PROBLEM DETAILS: Report how many lines hold the word "فلانا"; give nothing but the number.

Dataset excerpt:

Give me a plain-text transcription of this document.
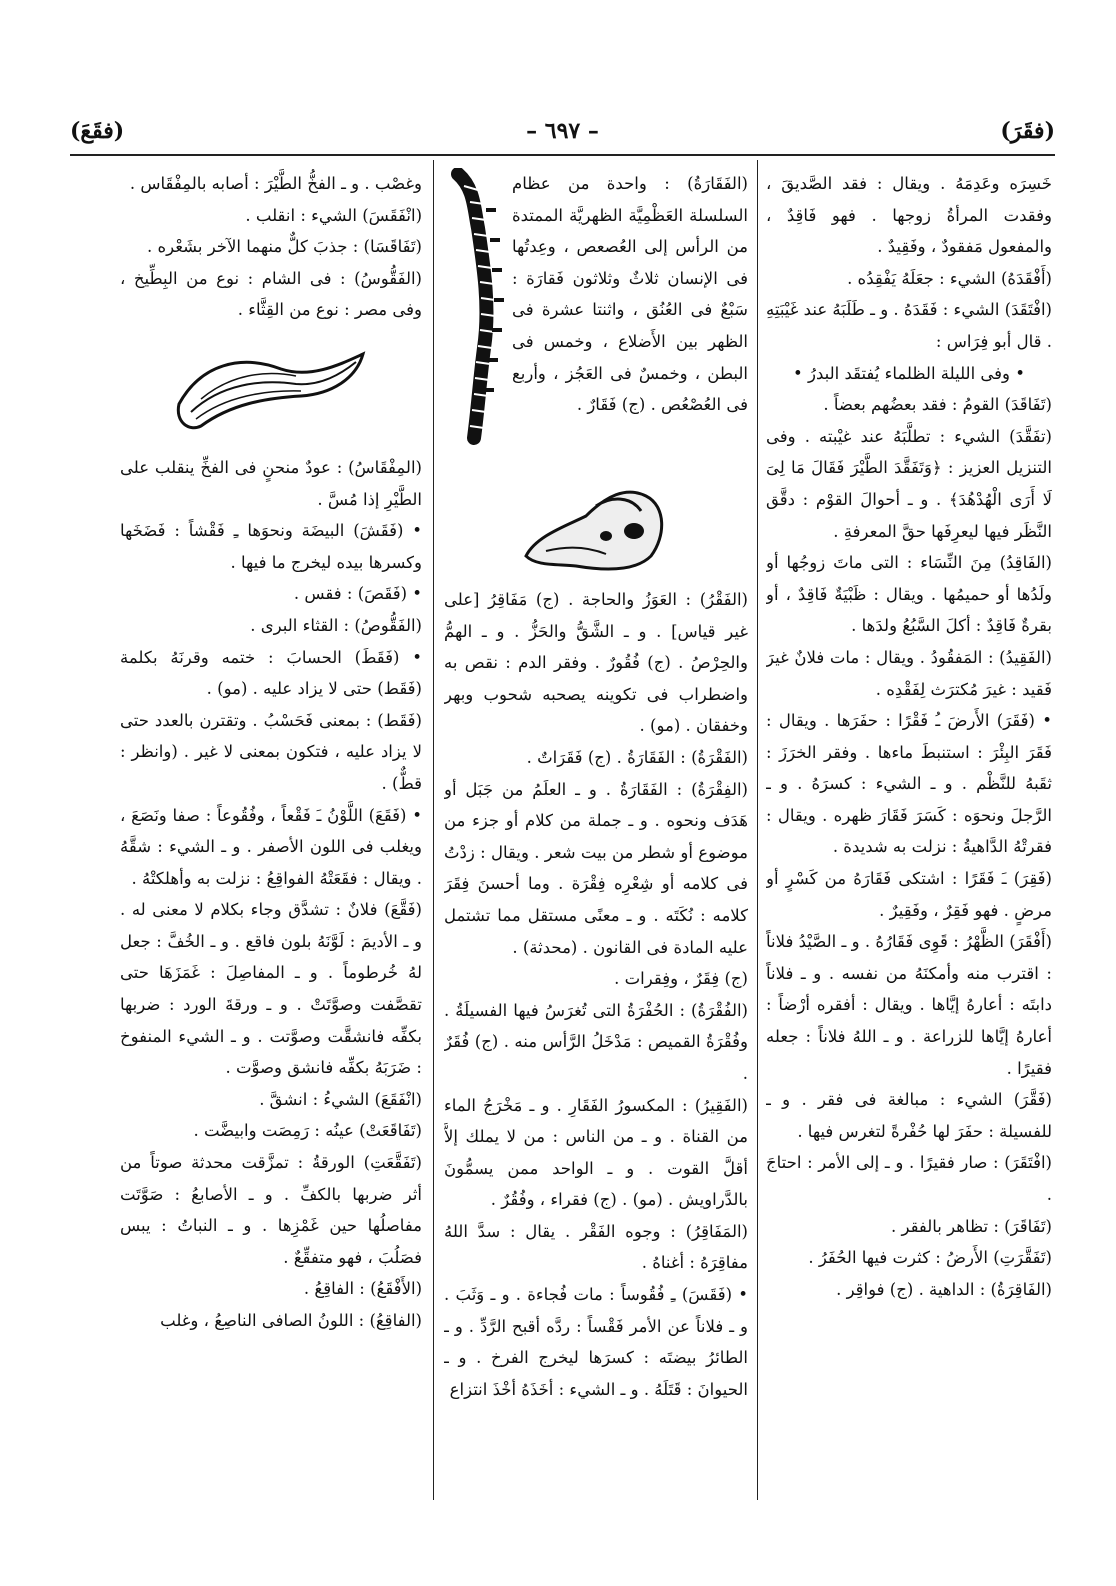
(فقَرَ)
– ٦٩٧ –
(فقَعَ)

خَسِرَه وعَدِمَهُ . ويقال : فقد الصَّديقَ ، وفقدت المرأةُ زوجها . فهو فَاقِدٌ ، والمفعول مَفقودٌ ، وفَقِيدٌ .

(أَفْقَدَهُ) الشيء : جعَلَهُ يَفْقِدُه .

(افْتَقَدَ) الشيء : فَقَدَهُ . و ـ طَلَبَهُ عند غَيْبَتِهِ . قال أبو فِرَاس :

• وفى الليلة الظلماء يُفتقَد البدرُ •

(تَفَاقَدَ) القومُ : فقد بعضُهم بعضاً .

(تفَقَّدَ) الشيء : تطلَّبَهُ عند غيْبته . وفى التنزيل العزيز : ﴿وَتَفَقَّدَ الطَّيْرَ فَقَالَ مَا لِىَ لَا أَرَى الْهُدْهُدَ﴾ . و ـ أحوالَ القوْم : دقَّق النَّظَر فيها ليعرِفَها حقَّ المعرفةِ .

(الفَاقِدُ) مِنَ النِّسَاء : التى ماتَ زوجُها أو ولَدُها أو حميمُها . ويقال : ظَبْيَةٌ فَاقِدٌ ، أو بقرةٌ فَاقِدٌ : أكلَ السَّبُعُ ولدَها .

(الفَقِيدُ) : المَفقُودُ . ويقال : مات فلانٌ غيرَ فَقيد : غيرَ مُكترَث لِفَقْدِه .

• (فَقَرَ) الأَرضَ ـُ فَقْرًا : حفَرَها . ويقال : فَقَرَ البِئْرَ : استنبطَ ماءها . وفقر الخرَزَ : ثقَبهُ للنَّظْم . و ـ الشيء : كسرَهُ . و ـ الرَّجلَ ونحوَه : كَسَرَ فَقَارَ ظهره . ويقال : فقرتْهُ الدَّاهيةُ : نزلت به شديدة .

(فَقِرَ) ـَ فَقَرًا : اشتكى فَقَارَهُ من كَسْرٍ أو مرضٍ . فهو فَقِرٌ ، وفَقِيرٌ .

(أَفْقَرَ) الظَّهْرُ : قَوِى فَقَارُهُ . و ـ الصَّيْدُ فلاناً : اقترب منه وأمكنَهُ من نفسه . و ـ فلاناً دابتَه : أعارهُ إيَّاها . ويقال : أفقره أرْضاً : أعارهُ إيَّاها للزراعة . و ـ اللهُ فلاناً : جعله فقيرًا .

(فَقَّرَ) الشيء : مبالغة فى فقر . و ـ للفسيلة : حفَرَ لها حُفْرةً لتغرس فيها .

(افْتَقَرَ) : صار فقيرًا . و ـ إلى الأمر : احتاجَ .

(تَفَاقَرَ) : تظاهر بالفقر .

(تَفَقَّرَتِ) الأَرضُ : كثرت فيها الحُفَرُ .

(الفَاقِرَةُ) : الداهية . (ج) فواقِر .

(الفَقَارَةُ) : واحدة من عظام السلسلة العَظْمِيَّة الظهريَّة الممتدة من الرأس إلى العُصعص ، وعِدتُها فى الإنسان ثلاثٌ وثلاثون فَقارَة : سَبْعٌ فى العُنُق ، واثنتا عشرة فى الظهر بين الأَضلاع ، وخمس فى البطن ، وخمسٌ فى العَجُز ، وأربع فى العُصْعُص . (ج) فَقَارٌ .

(الفَقْرُ) : العَوَزُ والحاجة . (ج) مَفَاقِرُ [على غير قياس] . و ـ الشَّقُّ والحَزُّ . و ـ الهمُّ والحِرْصُ . (ج) فُقُورٌ . وفقر الدم : نقص به واضطراب فى تكوينه يصحبه شحوب وبهر وخفقان . (مو) .

(الفَقْرَةُ) : الفَقَارَةُ . (ج) فَقَرَاتٌ .

(الفِقْرَةُ) : الفَقَارَةُ . و ـ العلَمُ من جَبَل أو هَدَف ونحوه . و ـ جملة من كلام أو جزء من موضوع أو شطر من بيت شعر . ويقال : زدْتُ فى كلامه أو شِعْرِه فِقْرَة . وما أحسنَ فِقَرَ كلامه : نُكَتَه . و ـ معنًى مستقل مما تشتمل عليه المادة فى القانون . (محدثة) .

(ج) فِقَرٌ ، وفِقرات .

(الفُقْرَةُ) : الحُفْرَةُ التى تُغرَسُ فيها الفسيلَةُ . وفُقْرَةُ القميص : مَدْخَلُ الرَّأس منه . (ج) فُقَرٌ .

(الفَقِيرُ) : المكسورُ الفَقَارِ . و ـ مَخْرَجُ الماء من القناة . و ـ من الناس : من لا يملك إلاَّ أقلَّ القوت . و ـ الواحد ممن يسمُّونَ بالدَّراويش . (مو) . (ج) فقراء ، وفُقُرٌ .

(المَفَاقِرُ) : وجوه الفَقْر . يقال : سدَّ اللهُ مفاقِرَهُ : أغناهُ .

• (فَقَسَ) ـِ فُقُوساً : مات فُجاءة . و ـ وَثَبَ . و ـ فلاناً عن الأمر فَقْساً : ردَّه أقبح الرَّدِّ . و ـ الطائرُ بيضتَه : كسرَها ليخرج الفرخ . و ـ الحيوانَ : قَتَلَهُ . و ـ الشيء : أخَذَهُ أخْذَ انتزاع

وغصْب . و ـ الفخُّ الطَّيْرَ : أصابه بالمِفْقَاس .

(انْفَقَسَ) الشيء : انقلب .

(تَفَاقَسَا) : جذبَ كلٌّ منهما الآخر بشَعْره .

(الفَقُّوسُ) : فى الشام : نوع من البِطِّيخ ، وفى مصر : نوع من القِثَّاء .

(المِفْقَاسُ) : عودٌ منحنٍ فى الفخِّ ينقلب على الطَّيْرِ إذا مُسَّ .

• (فَقَشَ) البيضَة ونحوَها ـِ فَقْشاً : فَضَخَها وكسرها بيده ليخرج ما فيها .

• (فَقَصَ) : فقس .

(الفَقُّوصُ) : القثاء البرى .

• (فَقَطَ) الحسابَ : ختمه وقرنَهُ بكلمة (فَقَط) حتى لا يزاد عليه . (مو) .

(فَقَط) : بمعنى فَحَسْبُ . وتقترن بالعدد حتى لا يزاد عليه ، فتكون بمعنى لا غير . (وانظر : قطٌّ) .

• (فَقَعَ) اللَّوْنُ ـَ فَقْعاً ، وفُقُوعاً : صفا ونَصَعَ ، ويغلب فى اللون الأصفر . و ـ الشيء : شقَّهُ . ويقال : فقَعَتْهُ الفواقِعُ : نزلت به وأهلكتْهُ .

(فَقَّعَ) فلانٌ : تشدَّق وجاء بكلام لا معنى له . و ـ الأديمَ : لَوَّنَهُ بلون فاقع . و ـ الخُفَّ : جعل لهُ خُرطوماً . و ـ المفاصِلَ : غَمَزَهَا حتى تقصَّفت وصوَّتَتْ . و ـ ورقةَ الورد : ضربها بكفِّه فانشقَّت وصوَّتت . و ـ الشيء المنفوخ : ضَرَبَهُ بكفِّه فانشق وصوَّت .

(انْفَقَعَ) الشيءُ : انشقَّ .

(تَفَاقَعَتْ) عينُه : رَمِصَت وابيضَّت .

(تَفَقَّعَتِ) الورقةُ : تمزَّقت محدثة صوتاً من أثر ضربها بالكفِّ . و ـ الأصابعُ : صَوَّتَت مفاصلُها حين غَمْزِها . و ـ النباتُ : يبس فصَلُبَ ، فهو متفقِّعٌ .

(الأَفْقَعُ) : الفاقِعُ .

(الفاقِعُ) : اللونُ الصافى الناصِعُ ، وغلب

SOLVED EXERCISE: 2